▶ **GOAL**: For each line below that contains the string "Prix", copy that line.

(Stored records)
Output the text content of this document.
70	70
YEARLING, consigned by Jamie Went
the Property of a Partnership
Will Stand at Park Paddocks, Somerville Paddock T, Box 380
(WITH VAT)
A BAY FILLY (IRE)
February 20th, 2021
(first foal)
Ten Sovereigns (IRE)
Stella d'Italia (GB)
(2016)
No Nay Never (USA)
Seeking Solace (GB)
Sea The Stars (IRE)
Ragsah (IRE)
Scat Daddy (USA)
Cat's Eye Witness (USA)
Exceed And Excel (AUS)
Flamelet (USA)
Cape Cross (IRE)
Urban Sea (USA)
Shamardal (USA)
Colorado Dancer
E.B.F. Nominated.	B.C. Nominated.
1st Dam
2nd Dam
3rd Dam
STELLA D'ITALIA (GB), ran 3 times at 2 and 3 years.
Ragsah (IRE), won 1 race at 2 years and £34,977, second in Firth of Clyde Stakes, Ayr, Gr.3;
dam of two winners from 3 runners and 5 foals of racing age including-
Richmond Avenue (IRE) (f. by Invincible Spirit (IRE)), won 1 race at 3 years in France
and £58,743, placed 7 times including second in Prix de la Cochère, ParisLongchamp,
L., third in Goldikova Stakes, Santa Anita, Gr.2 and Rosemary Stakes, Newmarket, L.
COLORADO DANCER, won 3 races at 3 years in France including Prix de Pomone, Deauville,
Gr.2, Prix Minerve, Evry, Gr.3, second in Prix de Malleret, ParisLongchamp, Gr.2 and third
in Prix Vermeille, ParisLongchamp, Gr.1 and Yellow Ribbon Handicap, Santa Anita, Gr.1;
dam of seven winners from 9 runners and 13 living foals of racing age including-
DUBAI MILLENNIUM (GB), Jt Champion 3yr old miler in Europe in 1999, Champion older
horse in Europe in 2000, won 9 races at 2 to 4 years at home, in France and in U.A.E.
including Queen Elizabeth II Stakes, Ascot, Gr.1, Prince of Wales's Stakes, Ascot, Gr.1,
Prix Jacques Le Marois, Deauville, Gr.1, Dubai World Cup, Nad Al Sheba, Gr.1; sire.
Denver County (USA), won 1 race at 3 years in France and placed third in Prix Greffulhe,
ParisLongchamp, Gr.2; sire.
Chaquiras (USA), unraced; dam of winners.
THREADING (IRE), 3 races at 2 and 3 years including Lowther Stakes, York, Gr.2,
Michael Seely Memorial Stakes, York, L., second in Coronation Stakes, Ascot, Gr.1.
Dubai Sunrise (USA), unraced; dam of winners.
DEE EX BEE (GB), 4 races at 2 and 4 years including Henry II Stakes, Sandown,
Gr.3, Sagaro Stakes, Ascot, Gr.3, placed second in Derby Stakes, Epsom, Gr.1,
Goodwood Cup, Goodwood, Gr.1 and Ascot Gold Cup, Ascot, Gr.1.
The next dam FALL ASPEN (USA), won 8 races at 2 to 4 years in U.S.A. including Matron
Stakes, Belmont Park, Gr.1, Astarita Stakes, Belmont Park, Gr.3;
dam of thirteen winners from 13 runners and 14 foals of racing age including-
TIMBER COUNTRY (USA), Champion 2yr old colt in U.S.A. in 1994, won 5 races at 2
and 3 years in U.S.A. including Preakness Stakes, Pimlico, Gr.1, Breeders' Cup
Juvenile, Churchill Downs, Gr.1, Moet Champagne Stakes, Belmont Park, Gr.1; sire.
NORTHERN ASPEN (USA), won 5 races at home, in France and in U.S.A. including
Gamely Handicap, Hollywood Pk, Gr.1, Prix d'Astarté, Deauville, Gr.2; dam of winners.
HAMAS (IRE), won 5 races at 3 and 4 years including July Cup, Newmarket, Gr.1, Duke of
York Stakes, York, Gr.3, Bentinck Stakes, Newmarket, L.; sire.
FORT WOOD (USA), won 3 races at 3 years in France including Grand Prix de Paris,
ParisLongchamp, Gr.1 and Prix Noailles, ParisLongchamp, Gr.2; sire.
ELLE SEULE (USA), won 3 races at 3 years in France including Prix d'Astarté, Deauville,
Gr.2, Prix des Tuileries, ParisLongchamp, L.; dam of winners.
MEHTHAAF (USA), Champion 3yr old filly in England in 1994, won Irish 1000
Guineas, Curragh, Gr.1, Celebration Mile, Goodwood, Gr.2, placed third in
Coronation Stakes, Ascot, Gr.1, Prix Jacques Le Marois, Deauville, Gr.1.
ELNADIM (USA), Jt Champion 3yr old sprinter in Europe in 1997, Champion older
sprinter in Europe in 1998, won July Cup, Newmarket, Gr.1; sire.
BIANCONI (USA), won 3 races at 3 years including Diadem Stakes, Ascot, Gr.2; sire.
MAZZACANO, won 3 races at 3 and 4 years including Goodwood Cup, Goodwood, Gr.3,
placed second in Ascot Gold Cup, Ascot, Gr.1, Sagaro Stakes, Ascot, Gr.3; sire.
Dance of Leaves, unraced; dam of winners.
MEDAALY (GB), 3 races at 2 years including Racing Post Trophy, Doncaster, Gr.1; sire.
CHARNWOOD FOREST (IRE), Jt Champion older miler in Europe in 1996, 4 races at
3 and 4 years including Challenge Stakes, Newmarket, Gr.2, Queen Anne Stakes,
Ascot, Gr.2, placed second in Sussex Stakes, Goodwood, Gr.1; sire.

▶ **SOLUTION FOR THIS PROBLEM**:
and £58,743, placed 7 times including second in Prix de la Cochère, ParisLongchamp,
COLORADO DANCER, won 3 races at 3 years in France including Prix de Pomone, Deauville,
Gr.2, Prix Minerve, Evry, Gr.3, second in Prix de Malleret, ParisLongchamp, Gr.2 and third
in Prix Vermeille, ParisLongchamp, Gr.1 and Yellow Ribbon Handicap, Santa Anita, Gr.1;
Prix Jacques Le Marois, Deauville, Gr.1, Dubai World Cup, Nad Al Sheba, Gr.1; sire.
Denver County (USA), won 1 race at 3 years in France and placed third in Prix Greffulhe,
Gamely Handicap, Hollywood Pk, Gr.1, Prix d'Astarté, Deauville, Gr.2; dam of winners.
FORT WOOD (USA), won 3 races at 3 years in France including Grand Prix de Paris,
ParisLongchamp, Gr.1 and Prix Noailles, ParisLongchamp, Gr.2; sire.
ELLE SEULE (USA), won 3 races at 3 years in France including Prix d'Astarté, Deauville,
Gr.2, Prix des Tuileries, ParisLongchamp, L.; dam of winners.
Coronation Stakes, Ascot, Gr.1, Prix Jacques Le Marois, Deauville, Gr.1.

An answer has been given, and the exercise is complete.